▶ [Goal of the exercise]:
Extract the data exactly, missing nothing.

▶ [Extracts from a graphics dataset]:
##########

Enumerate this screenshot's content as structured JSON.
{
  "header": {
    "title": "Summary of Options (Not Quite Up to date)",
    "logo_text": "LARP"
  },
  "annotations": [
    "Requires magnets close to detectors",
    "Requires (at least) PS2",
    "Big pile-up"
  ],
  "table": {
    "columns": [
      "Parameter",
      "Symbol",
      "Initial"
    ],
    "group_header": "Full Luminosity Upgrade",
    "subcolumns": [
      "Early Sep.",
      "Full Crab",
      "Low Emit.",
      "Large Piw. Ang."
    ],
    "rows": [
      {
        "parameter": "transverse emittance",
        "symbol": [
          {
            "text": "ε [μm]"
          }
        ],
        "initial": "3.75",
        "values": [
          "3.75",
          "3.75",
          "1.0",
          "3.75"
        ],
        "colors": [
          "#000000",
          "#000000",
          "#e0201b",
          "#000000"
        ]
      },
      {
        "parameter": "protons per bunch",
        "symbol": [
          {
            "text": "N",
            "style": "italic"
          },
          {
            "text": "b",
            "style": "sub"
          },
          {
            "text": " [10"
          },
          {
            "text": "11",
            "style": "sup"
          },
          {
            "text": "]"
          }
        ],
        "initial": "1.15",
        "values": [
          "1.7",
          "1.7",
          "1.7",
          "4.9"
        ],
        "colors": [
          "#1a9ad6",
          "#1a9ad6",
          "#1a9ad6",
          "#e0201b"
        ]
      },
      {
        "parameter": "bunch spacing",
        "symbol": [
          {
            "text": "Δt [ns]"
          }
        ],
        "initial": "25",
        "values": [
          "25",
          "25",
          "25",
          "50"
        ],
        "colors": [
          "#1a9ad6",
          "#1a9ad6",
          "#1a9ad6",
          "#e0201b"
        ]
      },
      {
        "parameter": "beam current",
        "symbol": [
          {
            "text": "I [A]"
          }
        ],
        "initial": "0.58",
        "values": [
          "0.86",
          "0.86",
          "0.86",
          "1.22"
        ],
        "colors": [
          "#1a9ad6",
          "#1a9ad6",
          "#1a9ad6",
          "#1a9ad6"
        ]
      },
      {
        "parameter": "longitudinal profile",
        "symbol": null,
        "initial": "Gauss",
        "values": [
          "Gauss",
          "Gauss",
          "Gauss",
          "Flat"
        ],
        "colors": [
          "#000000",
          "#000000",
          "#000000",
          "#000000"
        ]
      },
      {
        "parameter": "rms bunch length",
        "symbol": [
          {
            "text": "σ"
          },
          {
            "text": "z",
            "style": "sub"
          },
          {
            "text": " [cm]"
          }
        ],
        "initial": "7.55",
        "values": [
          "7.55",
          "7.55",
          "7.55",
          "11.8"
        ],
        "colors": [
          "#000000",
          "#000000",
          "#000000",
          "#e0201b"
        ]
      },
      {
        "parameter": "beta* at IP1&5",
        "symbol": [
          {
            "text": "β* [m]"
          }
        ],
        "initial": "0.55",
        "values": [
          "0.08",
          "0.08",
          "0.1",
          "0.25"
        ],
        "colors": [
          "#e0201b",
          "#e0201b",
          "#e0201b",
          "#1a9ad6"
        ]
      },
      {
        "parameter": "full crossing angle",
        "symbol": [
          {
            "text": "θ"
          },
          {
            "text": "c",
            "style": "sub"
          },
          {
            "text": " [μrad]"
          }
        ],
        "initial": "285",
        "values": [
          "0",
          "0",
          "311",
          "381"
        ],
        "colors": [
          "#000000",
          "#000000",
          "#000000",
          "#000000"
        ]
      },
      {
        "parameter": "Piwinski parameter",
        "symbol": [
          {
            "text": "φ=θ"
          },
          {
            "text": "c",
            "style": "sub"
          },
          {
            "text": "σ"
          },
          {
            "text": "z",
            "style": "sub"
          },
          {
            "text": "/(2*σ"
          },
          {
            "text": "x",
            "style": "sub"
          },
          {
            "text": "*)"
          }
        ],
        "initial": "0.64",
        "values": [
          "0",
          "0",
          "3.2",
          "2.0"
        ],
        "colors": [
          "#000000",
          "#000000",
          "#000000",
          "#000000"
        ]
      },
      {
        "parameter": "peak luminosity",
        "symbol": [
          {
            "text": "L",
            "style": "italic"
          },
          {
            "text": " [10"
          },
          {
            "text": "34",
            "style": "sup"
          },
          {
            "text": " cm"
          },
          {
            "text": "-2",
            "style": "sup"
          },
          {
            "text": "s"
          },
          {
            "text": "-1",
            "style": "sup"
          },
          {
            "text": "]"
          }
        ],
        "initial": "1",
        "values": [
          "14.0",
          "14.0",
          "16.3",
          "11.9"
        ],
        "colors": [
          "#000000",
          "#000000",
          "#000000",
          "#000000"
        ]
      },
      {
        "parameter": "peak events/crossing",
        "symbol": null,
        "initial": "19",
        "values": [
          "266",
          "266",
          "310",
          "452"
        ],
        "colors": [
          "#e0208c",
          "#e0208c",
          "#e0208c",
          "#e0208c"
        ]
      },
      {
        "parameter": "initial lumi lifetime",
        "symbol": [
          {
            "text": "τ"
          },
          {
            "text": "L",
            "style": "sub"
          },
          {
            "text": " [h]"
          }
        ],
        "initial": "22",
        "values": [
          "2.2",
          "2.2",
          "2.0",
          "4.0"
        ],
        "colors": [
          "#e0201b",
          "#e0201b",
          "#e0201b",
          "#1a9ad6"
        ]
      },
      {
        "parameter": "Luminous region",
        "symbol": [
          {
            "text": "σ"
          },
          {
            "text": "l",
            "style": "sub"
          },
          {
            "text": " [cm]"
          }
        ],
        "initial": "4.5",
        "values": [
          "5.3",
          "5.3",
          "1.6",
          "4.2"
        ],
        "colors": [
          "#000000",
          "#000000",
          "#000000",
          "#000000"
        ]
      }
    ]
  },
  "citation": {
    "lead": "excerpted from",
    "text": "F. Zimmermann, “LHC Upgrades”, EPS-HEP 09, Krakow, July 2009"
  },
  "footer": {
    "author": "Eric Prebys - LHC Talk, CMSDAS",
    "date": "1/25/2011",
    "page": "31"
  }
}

##########

▶ [Task result]:
Enumerate this screenshot's content as structured JSON.
{
  "header": {
    "title": "Summary of Options (Not Quite Up to date)",
    "logo_text": "LARP"
  },
  "annotations": [
    "Requires magnets close to detectors",
    "Requires (at least) PS2",
    "Big pile-up"
  ],
  "table": {
    "columns": [
      "Parameter",
      "Symbol",
      "Initial"
    ],
    "group_header": "Full Luminosity Upgrade",
    "subcolumns": [
      "Early Sep.",
      "Full Crab",
      "Low Emit.",
      "Large Piw. Ang."
    ],
    "rows": [
      {
        "parameter": "transverse emittance",
        "symbol": [
          {
            "text": "ε [μm]"
          }
        ],
        "initial": "3.75",
        "values": [
          "3.75",
          "3.75",
          "1.0",
          "3.75"
        ],
        "colors": [
          "#000000",
          "#000000",
          "#e0201b",
          "#000000"
        ]
      },
      {
        "parameter": "protons per bunch",
        "symbol": [
          {
            "text": "N",
            "style": "italic"
          },
          {
            "text": "b",
            "style": "sub"
          },
          {
            "text": " [10"
          },
          {
            "text": "11",
            "style": "sup"
          },
          {
            "text": "]"
          }
        ],
        "initial": "1.15",
        "values": [
          "1.7",
          "1.7",
          "1.7",
          "4.9"
        ],
        "colors": [
          "#1a9ad6",
          "#1a9ad6",
          "#1a9ad6",
          "#e0201b"
        ]
      },
      {
        "parameter": "bunch spacing",
        "symbol": [
          {
            "text": "Δt [ns]"
          }
        ],
        "initial": "25",
        "values": [
          "25",
          "25",
          "25",
          "50"
        ],
        "colors": [
          "#1a9ad6",
          "#1a9ad6",
          "#1a9ad6",
          "#e0201b"
        ]
      },
      {
        "parameter": "beam current",
        "symbol": [
          {
            "text": "I [A]"
          }
        ],
        "initial": "0.58",
        "values": [
          "0.86",
          "0.86",
          "0.86",
          "1.22"
        ],
        "colors": [
          "#1a9ad6",
          "#1a9ad6",
          "#1a9ad6",
          "#1a9ad6"
        ]
      },
      {
        "parameter": "longitudinal profile",
        "symbol": null,
        "initial": "Gauss",
        "values": [
          "Gauss",
          "Gauss",
          "Gauss",
          "Flat"
        ],
        "colors": [
          "#000000",
          "#000000",
          "#000000",
          "#000000"
        ]
      },
      {
        "parameter": "rms bunch length",
        "symbol": [
          {
            "text": "σ"
          },
          {
            "text": "z",
            "style": "sub"
          },
          {
            "text": " [cm]"
          }
        ],
        "initial": "7.55",
        "values": [
          "7.55",
          "7.55",
          "7.55",
          "11.8"
        ],
        "colors": [
          "#000000",
          "#000000",
          "#000000",
          "#e0201b"
        ]
      },
      {
        "parameter": "beta* at IP1&5",
        "symbol": [
          {
            "text": "β* [m]"
          }
        ],
        "initial": "0.55",
        "values": [
          "0.08",
          "0.08",
          "0.1",
          "0.25"
        ],
        "colors": [
          "#e0201b",
          "#e0201b",
          "#e0201b",
          "#1a9ad6"
        ]
      },
      {
        "parameter": "full crossing angle",
        "symbol": [
          {
            "text": "θ"
          },
          {
            "text": "c",
            "style": "sub"
          },
          {
            "text": " [μrad]"
          }
        ],
        "initial": "285",
        "values": [
          "0",
          "0",
          "311",
          "381"
        ],
        "colors": [
          "#000000",
          "#000000",
          "#000000",
          "#000000"
        ]
      },
      {
        "parameter": "Piwinski parameter",
        "symbol": [
          {
            "text": "φ=θ"
          },
          {
            "text": "c",
            "style": "sub"
          },
          {
            "text": "σ"
          },
          {
            "text": "z",
            "style": "sub"
          },
          {
            "text": "/(2*σ"
          },
          {
            "text": "x",
            "style": "sub"
          },
          {
            "text": "*)"
          }
        ],
        "initial": "0.64",
        "values": [
          "0",
          "0",
          "3.2",
          "2.0"
        ],
        "colors": [
          "#000000",
          "#000000",
          "#000000",
          "#000000"
        ]
      },
      {
        "parameter": "peak luminosity",
        "symbol": [
          {
            "text": "L",
            "style": "italic"
          },
          {
            "text": " [10"
          },
          {
            "text": "34",
            "style": "sup"
          },
          {
            "text": " cm"
          },
          {
            "text": "-2",
            "style": "sup"
          },
          {
            "text": "s"
          },
          {
            "text": "-1",
            "style": "sup"
          },
          {
            "text": "]"
          }
        ],
        "initial": "1",
        "values": [
          "14.0",
          "14.0",
          "16.3",
          "11.9"
        ],
        "colors": [
          "#000000",
          "#000000",
          "#000000",
          "#000000"
        ]
      },
      {
        "parameter": "peak events/crossing",
        "symbol": null,
        "initial": "19",
        "values": [
          "266",
          "266",
          "310",
          "452"
        ],
        "colors": [
          "#e0208c",
          "#e0208c",
          "#e0208c",
          "#e0208c"
        ]
      },
      {
        "parameter": "initial lumi lifetime",
        "symbol": [
          {
            "text": "τ"
          },
          {
            "text": "L",
            "style": "sub"
          },
          {
            "text": " [h]"
          }
        ],
        "initial": "22",
        "values": [
          "2.2",
          "2.2",
          "2.0",
          "4.0"
        ],
        "colors": [
          "#e0201b",
          "#e0201b",
          "#e0201b",
          "#1a9ad6"
        ]
      },
      {
        "parameter": "Luminous region",
        "symbol": [
          {
            "text": "σ"
          },
          {
            "text": "l",
            "style": "sub"
          },
          {
            "text": " [cm]"
          }
        ],
        "initial": "4.5",
        "values": [
          "5.3",
          "5.3",
          "1.6",
          "4.2"
        ],
        "colors": [
          "#000000",
          "#000000",
          "#000000",
          "#000000"
        ]
      }
    ]
  },
  "citation": {
    "lead": "excerpted from",
    "text": "F. Zimmermann, “LHC Upgrades”, EPS-HEP 09, Krakow, July 2009"
  },
  "footer": {
    "author": "Eric Prebys - LHC Talk, CMSDAS",
    "date": "1/25/2011",
    "page": "31"
  }
}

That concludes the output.